Given request:
Below is a listing; write it out exactly and drop any images from it.

(Stored data entries)
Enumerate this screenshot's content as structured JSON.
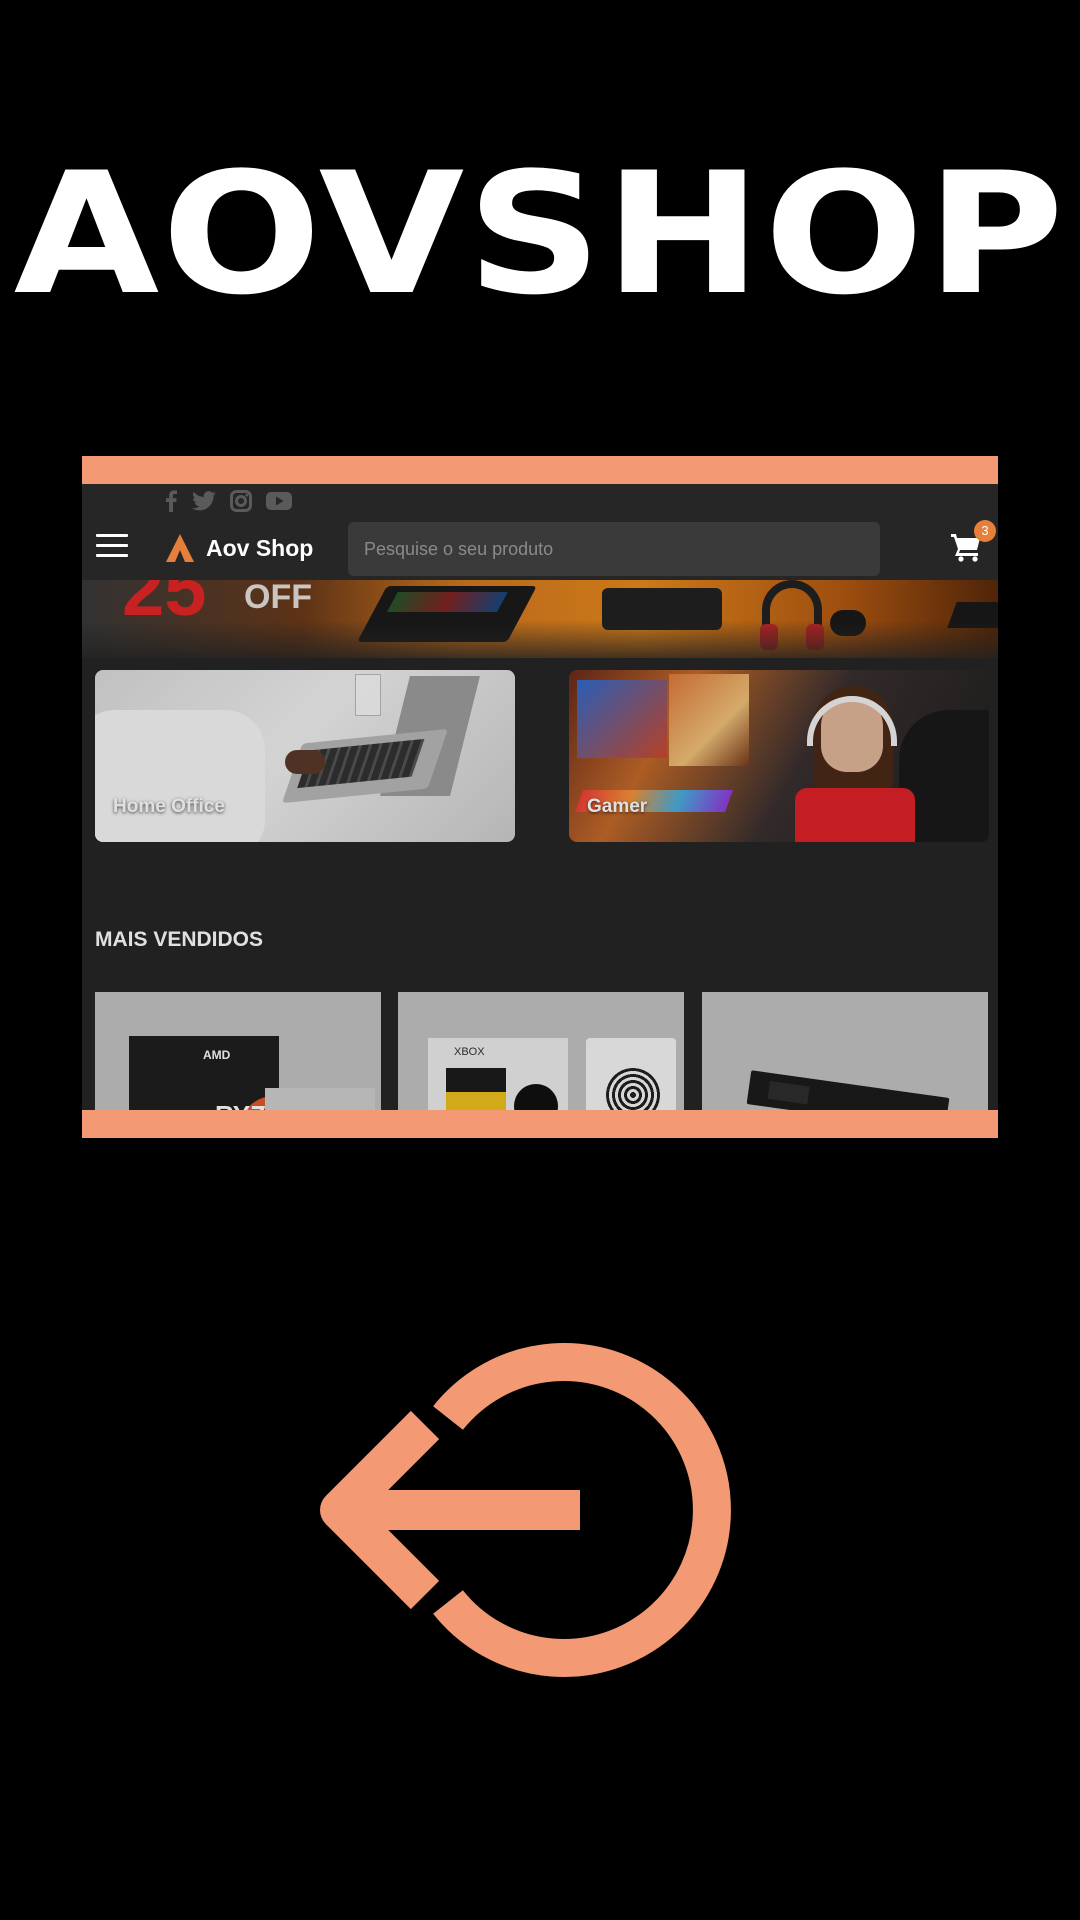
{
  "brand": {
    "title": "AOVSHOP"
  },
  "preview": {
    "social_icons": [
      "facebook-icon",
      "twitter-icon",
      "instagram-icon",
      "youtube-icon"
    ],
    "header": {
      "menu_icon": "hamburger-icon",
      "logo_text": "Aov Shop",
      "search_placeholder": "Pesquise o seu produto",
      "cart_icon": "cart-icon",
      "cart_count": "3"
    },
    "banner": {
      "discount_number": "25",
      "discount_suffix": "OFF"
    },
    "categories": [
      {
        "label": "Home Office"
      },
      {
        "label": "Gamer"
      }
    ],
    "best_sellers": {
      "title": "MAIS VENDIDOS",
      "products": [
        {
          "brand": "AMD",
          "product_text": "RYZ"
        },
        {
          "brand": "XBOX",
          "product_text": ""
        },
        {
          "brand": "",
          "product_text": ""
        }
      ]
    }
  },
  "actions": {
    "exit_icon": "logout-icon"
  },
  "colors": {
    "accent": "#f39a74",
    "background": "#000000",
    "app_background": "#262626",
    "search_background": "#3a3a3a",
    "badge": "#e57f3a",
    "text": "#ffffff"
  }
}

Answer below:
Enumerate this screenshot's content as structured JSON.
{
  "brand": {
    "title": "AOVSHOP"
  },
  "preview": {
    "social_icons": [
      "facebook-icon",
      "twitter-icon",
      "instagram-icon",
      "youtube-icon"
    ],
    "header": {
      "menu_icon": "hamburger-icon",
      "logo_text": "Aov Shop",
      "search_placeholder": "Pesquise o seu produto",
      "cart_icon": "cart-icon",
      "cart_count": "3"
    },
    "banner": {
      "discount_number": "25",
      "discount_suffix": "OFF"
    },
    "categories": [
      {
        "label": "Home Office"
      },
      {
        "label": "Gamer"
      }
    ],
    "best_sellers": {
      "title": "MAIS VENDIDOS",
      "products": [
        {
          "brand": "AMD",
          "product_text": "RYZ"
        },
        {
          "brand": "XBOX",
          "product_text": ""
        },
        {
          "brand": "",
          "product_text": ""
        }
      ]
    }
  },
  "actions": {
    "exit_icon": "logout-icon"
  },
  "colors": {
    "accent": "#f39a74",
    "background": "#000000",
    "app_background": "#262626",
    "search_background": "#3a3a3a",
    "badge": "#e57f3a",
    "text": "#ffffff"
  }
}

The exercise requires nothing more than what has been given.